• What you are asked to do: According to the BBG Watch commentary, how much was the Broadcasting Board of Governors' FY 2017 budget request?

• Selected passage:
↓
BBG Watch Commentary

VOA Panel on Young Muslims

News reports, commentaries and press releases put out by U.S. taxpayer-funded Voice of America (VOA) and its parent federal agency, the Broadcasting Board of Governors (BBG – $777 million FY 2017 Budget Request) are often lacking objectivity and balance, or at best are highly confusing for foreign audiences and those Americans who can read them online. Confusing VOA news reporting leaves an information gap which the Russian propaganda channel RT and other Kremlin controlled state media exploit by spreading disinformation.

Some VOA reports, which omit critical facts, can be outright dangerous and may put lives of American and foreigners at risk.

While VOA directors and BBG executives, past and present, continue to praise Voice of America terrorism coverage (one reporter even received a rare nod of approval from the White House which otherwise ignores the agency in statements on countering extremist propaganda), several experienced journalists and Russia experts, including former VOA English correspondents who have read one of the latest VOA reports, Russian Ex-Guantanamo Detainee Linked to Turkey Airport Attack,” have described it as “one of the most confusing” they have ever seen from VOA.
↑
• Given data:
↓
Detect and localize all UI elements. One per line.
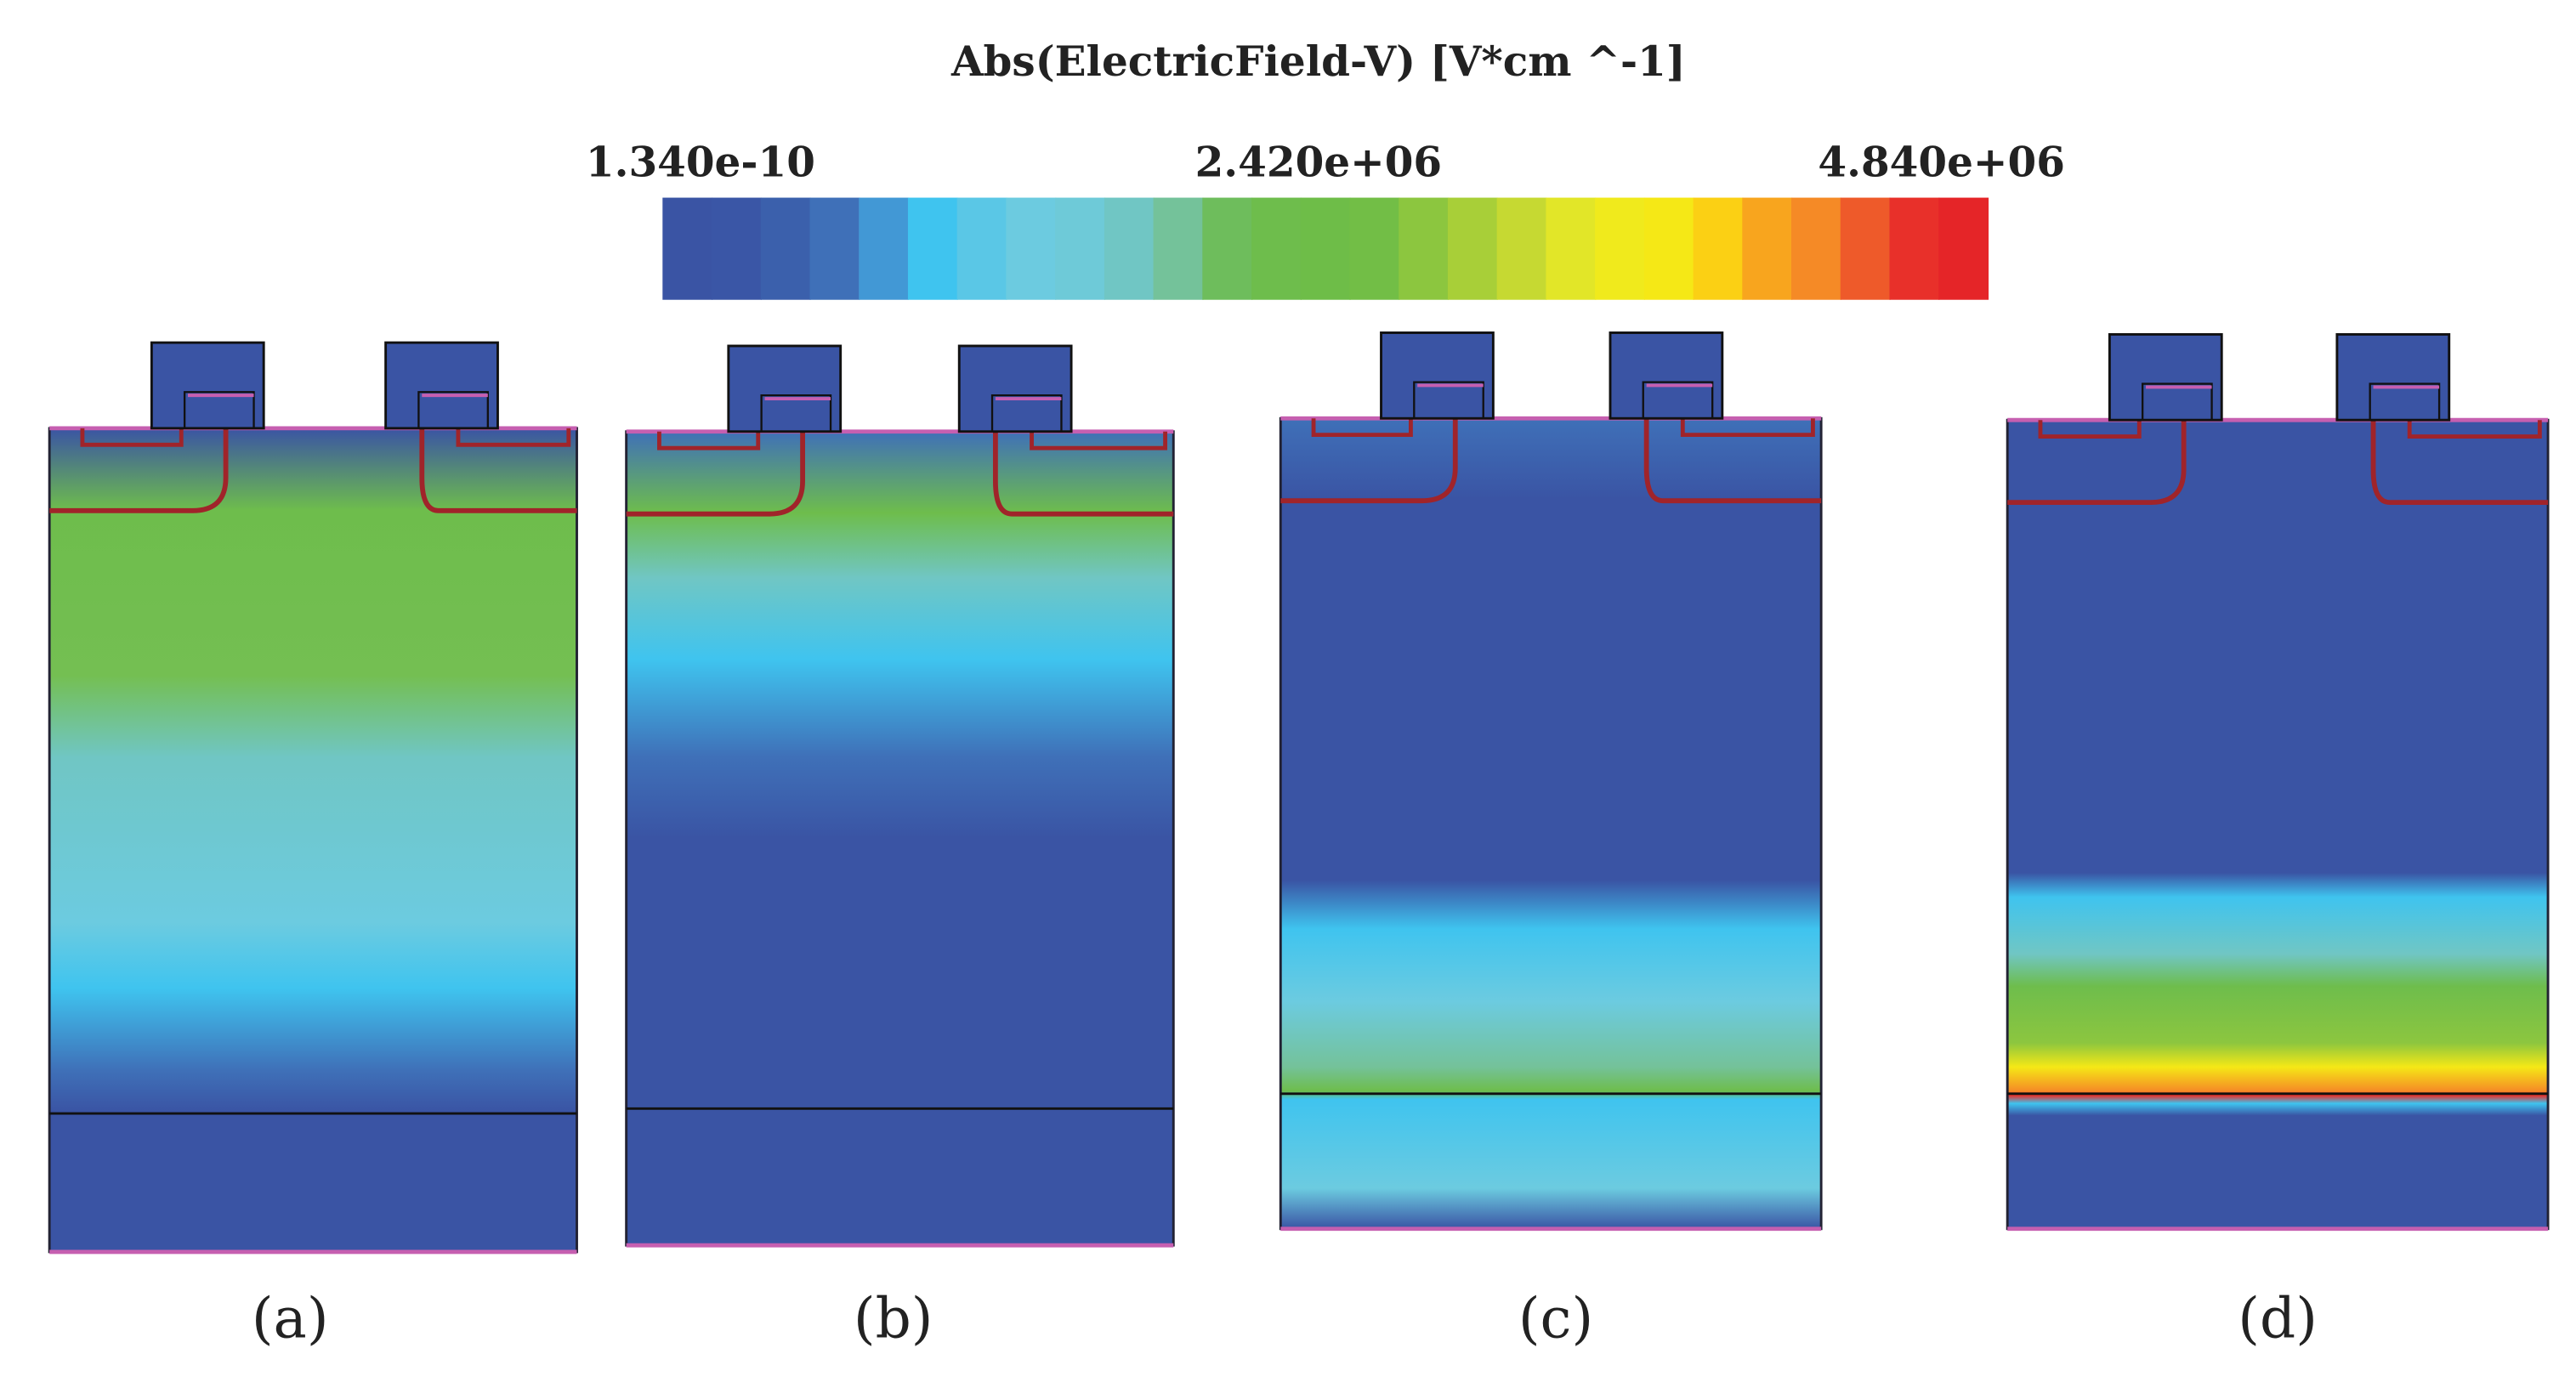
↑
• Answer to this problem: $777 million